A block of data:
-*-
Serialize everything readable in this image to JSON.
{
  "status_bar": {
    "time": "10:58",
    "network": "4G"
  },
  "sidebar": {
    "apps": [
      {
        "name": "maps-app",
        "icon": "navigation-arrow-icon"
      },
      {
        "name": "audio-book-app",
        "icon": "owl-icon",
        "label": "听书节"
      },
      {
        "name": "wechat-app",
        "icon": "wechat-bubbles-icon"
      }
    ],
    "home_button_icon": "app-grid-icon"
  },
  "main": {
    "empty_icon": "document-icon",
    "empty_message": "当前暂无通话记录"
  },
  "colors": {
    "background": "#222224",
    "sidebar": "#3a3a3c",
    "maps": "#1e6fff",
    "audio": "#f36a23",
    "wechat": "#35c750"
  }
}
-*-
◆ What is asked
List the lines of the records where "wechat" occurs.

◆ Solution to the exercise
        "name": "wechat-app",
        "icon": "wechat-bubbles-icon"
    "wechat": "#35c750"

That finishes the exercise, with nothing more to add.